EXERCISE INSTRUCTIONS :: Check each line of the data for "structured" and select those that have it.

»»

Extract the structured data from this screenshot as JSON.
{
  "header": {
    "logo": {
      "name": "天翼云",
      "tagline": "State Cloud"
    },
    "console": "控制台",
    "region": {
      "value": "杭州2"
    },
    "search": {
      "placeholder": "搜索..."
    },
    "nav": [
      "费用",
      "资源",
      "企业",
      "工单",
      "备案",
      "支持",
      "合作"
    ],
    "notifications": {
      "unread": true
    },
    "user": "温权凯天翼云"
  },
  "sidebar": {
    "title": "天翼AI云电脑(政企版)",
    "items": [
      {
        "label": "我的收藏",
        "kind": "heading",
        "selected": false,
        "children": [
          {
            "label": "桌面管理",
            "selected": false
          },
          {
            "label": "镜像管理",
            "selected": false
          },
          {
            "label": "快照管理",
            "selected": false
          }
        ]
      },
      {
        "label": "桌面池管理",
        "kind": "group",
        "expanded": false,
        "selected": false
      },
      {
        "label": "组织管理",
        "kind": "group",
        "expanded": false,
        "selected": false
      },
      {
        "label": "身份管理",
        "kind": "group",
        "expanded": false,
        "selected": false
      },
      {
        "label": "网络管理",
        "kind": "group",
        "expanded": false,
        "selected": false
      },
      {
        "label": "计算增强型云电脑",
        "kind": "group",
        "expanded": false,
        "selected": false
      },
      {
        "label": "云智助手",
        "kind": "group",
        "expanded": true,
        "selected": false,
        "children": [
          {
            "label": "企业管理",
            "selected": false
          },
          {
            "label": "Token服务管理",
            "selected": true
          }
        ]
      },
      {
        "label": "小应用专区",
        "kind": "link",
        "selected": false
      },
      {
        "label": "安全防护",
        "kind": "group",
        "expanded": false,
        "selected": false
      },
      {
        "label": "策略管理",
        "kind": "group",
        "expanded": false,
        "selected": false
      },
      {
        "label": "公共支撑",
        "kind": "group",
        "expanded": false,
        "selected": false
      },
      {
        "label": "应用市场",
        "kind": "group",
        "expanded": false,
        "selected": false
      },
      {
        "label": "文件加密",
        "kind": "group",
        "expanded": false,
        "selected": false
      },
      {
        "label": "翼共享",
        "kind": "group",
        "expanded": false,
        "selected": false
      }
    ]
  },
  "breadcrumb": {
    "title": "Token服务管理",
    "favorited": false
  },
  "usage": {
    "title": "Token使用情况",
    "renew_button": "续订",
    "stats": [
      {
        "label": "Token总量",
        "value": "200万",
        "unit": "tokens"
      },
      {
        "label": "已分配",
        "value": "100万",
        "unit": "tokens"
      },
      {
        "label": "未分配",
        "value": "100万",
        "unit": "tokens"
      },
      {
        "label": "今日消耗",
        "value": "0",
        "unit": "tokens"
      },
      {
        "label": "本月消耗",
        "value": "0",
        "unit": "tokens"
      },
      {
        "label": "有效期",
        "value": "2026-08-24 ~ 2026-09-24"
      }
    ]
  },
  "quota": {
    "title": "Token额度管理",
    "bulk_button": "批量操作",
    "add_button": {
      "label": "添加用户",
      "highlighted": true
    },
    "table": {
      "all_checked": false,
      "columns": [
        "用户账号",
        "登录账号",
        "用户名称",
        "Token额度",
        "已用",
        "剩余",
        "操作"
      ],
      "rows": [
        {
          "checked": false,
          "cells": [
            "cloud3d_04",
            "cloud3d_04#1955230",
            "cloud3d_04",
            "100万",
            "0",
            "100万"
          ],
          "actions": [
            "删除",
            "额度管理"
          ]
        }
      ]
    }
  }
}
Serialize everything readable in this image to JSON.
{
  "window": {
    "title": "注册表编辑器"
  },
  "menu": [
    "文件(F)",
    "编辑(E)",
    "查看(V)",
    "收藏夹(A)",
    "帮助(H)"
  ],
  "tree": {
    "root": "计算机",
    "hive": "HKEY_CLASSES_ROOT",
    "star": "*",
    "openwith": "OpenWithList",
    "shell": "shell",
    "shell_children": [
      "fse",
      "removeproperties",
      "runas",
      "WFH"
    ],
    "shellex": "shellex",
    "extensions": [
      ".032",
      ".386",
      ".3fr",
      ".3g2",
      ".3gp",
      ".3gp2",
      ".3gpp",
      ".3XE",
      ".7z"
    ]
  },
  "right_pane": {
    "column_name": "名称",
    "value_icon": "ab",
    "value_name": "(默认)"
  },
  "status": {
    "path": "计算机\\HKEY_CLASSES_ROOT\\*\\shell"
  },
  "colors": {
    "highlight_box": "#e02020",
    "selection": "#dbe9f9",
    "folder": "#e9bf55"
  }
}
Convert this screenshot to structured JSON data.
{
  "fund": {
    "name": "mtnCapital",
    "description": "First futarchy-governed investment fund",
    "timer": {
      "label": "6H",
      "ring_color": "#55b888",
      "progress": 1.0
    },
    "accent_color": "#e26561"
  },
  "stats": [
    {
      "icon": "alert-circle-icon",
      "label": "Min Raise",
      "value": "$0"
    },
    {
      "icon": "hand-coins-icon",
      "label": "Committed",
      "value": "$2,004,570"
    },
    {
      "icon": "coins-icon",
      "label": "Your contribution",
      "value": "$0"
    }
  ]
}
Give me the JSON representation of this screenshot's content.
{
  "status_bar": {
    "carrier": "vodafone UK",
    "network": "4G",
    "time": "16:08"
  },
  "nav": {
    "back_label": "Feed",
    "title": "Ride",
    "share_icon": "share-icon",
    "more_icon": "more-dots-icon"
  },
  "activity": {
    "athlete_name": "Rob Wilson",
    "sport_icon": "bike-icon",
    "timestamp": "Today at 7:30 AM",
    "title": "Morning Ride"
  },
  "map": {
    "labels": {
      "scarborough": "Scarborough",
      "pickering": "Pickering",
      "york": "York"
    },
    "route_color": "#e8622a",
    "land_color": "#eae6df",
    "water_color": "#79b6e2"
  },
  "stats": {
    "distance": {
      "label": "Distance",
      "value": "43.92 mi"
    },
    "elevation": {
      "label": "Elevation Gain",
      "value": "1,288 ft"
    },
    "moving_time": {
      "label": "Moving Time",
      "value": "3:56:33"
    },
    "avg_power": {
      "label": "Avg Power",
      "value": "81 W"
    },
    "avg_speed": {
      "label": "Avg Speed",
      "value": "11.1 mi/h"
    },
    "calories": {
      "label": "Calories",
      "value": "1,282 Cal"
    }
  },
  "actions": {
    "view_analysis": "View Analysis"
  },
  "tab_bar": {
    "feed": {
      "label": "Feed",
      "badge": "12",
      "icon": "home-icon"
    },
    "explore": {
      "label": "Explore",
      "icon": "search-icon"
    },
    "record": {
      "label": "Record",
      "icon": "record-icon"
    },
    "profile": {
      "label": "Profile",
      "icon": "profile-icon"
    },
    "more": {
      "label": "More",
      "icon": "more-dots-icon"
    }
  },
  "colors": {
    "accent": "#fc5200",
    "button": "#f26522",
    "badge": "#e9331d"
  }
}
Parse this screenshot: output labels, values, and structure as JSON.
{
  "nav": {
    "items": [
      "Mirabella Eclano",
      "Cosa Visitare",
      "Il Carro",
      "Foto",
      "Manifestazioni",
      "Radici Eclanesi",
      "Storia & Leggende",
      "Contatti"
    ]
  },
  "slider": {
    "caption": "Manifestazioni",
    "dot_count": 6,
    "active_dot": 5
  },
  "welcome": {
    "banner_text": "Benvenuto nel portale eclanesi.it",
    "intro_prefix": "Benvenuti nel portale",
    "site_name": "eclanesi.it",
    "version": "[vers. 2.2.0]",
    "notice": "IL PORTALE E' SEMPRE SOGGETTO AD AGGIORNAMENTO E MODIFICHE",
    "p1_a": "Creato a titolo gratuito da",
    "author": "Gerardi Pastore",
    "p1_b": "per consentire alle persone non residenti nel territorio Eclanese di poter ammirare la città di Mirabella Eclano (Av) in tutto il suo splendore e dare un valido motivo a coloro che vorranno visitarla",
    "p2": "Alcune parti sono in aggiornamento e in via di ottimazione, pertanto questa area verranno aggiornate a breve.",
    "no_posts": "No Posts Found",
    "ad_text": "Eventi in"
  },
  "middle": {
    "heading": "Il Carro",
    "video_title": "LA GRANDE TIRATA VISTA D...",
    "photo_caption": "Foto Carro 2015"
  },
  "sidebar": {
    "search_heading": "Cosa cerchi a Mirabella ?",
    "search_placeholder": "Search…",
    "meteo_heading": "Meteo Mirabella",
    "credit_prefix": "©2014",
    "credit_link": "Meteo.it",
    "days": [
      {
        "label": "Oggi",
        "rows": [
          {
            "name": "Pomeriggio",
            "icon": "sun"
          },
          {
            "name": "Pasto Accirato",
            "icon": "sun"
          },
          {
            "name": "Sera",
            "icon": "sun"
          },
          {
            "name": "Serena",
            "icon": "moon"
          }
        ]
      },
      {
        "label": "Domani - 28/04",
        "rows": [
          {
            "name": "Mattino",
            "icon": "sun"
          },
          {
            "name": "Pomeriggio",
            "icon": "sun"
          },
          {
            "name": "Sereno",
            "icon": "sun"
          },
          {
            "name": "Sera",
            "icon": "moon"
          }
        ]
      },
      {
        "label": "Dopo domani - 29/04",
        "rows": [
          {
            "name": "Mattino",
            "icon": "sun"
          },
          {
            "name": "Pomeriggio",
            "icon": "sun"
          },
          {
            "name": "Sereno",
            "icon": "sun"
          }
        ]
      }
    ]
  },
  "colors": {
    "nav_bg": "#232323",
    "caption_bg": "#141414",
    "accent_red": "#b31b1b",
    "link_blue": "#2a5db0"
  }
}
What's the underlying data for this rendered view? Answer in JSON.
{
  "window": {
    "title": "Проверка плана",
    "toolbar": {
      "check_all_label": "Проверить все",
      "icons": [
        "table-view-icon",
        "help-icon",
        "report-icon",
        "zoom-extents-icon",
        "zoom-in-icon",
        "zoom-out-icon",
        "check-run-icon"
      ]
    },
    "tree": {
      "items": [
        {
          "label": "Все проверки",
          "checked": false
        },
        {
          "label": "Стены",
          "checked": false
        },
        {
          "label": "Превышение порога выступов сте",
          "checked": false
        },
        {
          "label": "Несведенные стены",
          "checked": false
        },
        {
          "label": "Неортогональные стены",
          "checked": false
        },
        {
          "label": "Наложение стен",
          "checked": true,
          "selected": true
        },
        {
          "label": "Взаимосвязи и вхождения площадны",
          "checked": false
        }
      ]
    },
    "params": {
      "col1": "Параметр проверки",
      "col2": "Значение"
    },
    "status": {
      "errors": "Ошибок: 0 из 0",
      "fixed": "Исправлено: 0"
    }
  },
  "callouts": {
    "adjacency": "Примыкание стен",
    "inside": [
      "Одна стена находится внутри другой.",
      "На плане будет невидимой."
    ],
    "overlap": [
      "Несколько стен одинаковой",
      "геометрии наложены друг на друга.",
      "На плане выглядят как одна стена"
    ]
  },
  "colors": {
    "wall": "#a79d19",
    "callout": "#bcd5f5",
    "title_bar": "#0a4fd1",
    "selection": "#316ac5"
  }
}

««

TASK ANSWER ::
Extract the structured data from this screenshot as JSON.
Convert this screenshot to structured JSON data.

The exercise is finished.